▸ Problem requirements: Write out all entries word for word.

===== Data

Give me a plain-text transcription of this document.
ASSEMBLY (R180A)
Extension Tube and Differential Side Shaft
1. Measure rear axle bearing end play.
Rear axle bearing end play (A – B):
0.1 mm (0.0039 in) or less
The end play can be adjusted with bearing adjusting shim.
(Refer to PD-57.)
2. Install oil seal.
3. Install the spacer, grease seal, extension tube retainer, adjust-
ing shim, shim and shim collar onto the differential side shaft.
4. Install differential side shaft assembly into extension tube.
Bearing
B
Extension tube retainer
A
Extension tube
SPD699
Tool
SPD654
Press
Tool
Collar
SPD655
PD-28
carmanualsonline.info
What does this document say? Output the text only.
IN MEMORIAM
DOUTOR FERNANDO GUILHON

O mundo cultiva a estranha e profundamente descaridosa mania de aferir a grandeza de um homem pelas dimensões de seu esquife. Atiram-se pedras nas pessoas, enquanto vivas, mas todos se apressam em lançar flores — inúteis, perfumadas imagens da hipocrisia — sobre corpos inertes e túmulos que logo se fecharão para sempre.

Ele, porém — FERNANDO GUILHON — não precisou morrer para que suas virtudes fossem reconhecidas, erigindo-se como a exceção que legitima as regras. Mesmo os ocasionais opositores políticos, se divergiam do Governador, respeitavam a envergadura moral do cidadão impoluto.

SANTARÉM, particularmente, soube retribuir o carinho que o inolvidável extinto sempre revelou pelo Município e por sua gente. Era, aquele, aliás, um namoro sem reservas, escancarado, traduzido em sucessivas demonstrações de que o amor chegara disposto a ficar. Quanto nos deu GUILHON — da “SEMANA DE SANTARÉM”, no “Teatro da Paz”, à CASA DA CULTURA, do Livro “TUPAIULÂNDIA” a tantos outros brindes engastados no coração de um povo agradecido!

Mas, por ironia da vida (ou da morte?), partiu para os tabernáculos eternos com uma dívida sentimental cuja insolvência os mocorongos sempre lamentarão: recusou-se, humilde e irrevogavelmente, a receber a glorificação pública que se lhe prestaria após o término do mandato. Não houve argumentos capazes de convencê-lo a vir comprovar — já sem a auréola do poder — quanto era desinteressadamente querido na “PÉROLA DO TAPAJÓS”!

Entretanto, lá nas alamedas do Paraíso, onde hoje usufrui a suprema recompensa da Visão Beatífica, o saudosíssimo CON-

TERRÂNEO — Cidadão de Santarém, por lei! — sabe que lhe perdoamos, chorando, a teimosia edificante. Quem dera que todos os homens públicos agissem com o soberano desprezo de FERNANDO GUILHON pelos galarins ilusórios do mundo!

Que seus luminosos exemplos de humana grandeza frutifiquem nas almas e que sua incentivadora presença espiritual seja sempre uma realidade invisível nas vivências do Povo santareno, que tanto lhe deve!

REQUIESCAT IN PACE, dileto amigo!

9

==========

▸ Full solution:
Give me a plain-text transcription of this document.
ASSEMBLY (R180A)
Extension Tube and Differential Side Shaft
1. Measure rear axle bearing end play.
Rear axle bearing end play (A – B):
0.1 mm (0.0039 in) or less
The end play can be adjusted with bearing adjusting shim.
(Refer to PD-57.)
2. Install oil seal.
3. Install the spacer, grease seal, extension tube retainer, adjust-
ing shim, shim and shim collar onto the differential side shaft.
4. Install differential side shaft assembly into extension tube.
Bearing
B
Extension tube retainer
A
Extension tube
SPD699
Tool
SPD654
Press
Tool
Collar
SPD655
PD-28
carmanualsonline.info
What does this document say? Output the text only.
IN MEMORIAM
DOUTOR FERNANDO GUILHON

O mundo cultiva a estranha e profundamente descaridosa mania de aferir a grandeza de um homem pelas dimensões de seu esquife. Atiram-se pedras nas pessoas, enquanto vivas, mas todos se apressam em lançar flores — inúteis, perfumadas imagens da hipocrisia — sobre corpos inertes e túmulos que logo se fecharão para sempre.

Ele, porém — FERNANDO GUILHON — não precisou morrer para que suas virtudes fossem reconhecidas, erigindo-se como a exceção que legitima as regras. Mesmo os ocasionais opositores políticos, se divergiam do Governador, respeitavam a envergadura moral do cidadão impoluto.

SANTARÉM, particularmente, soube retribuir o carinho que o inolvidável extinto sempre revelou pelo Município e por sua gente. Era, aquele, aliás, um namoro sem reservas, escancarado, traduzido em sucessivas demonstrações de que o amor chegara disposto a ficar. Quanto nos deu GUILHON — da “SEMANA DE SANTARÉM”, no “Teatro da Paz”, à CASA DA CULTURA, do Livro “TUPAIULÂNDIA” a tantos outros brindes engastados no coração de um povo agradecido!

Mas, por ironia da vida (ou da morte?), partiu para os tabernáculos eternos com uma dívida sentimental cuja insolvência os mocorongos sempre lamentarão: recusou-se, humilde e irrevogavelmente, a receber a glorificação pública que se lhe prestaria após o término do mandato. Não houve argumentos capazes de convencê-lo a vir comprovar — já sem a auréola do poder — quanto era desinteressadamente querido na “PÉROLA DO TAPAJÓS”!

Entretanto, lá nas alamedas do Paraíso, onde hoje usufrui a suprema recompensa da Visão Beatífica, o saudosíssimo CON-

TERRÂNEO — Cidadão de Santarém, por lei! — sabe que lhe perdoamos, chorando, a teimosia edificante. Quem dera que todos os homens públicos agissem com o soberano desprezo de FERNANDO GUILHON pelos galarins ilusórios do mundo!

Que seus luminosos exemplos de humana grandeza frutifiquem nas almas e que sua incentivadora presença espiritual seja sempre uma realidade invisível nas vivências do Povo santareno, que tanto lhe deve!

REQUIESCAT IN PACE, dileto amigo!

9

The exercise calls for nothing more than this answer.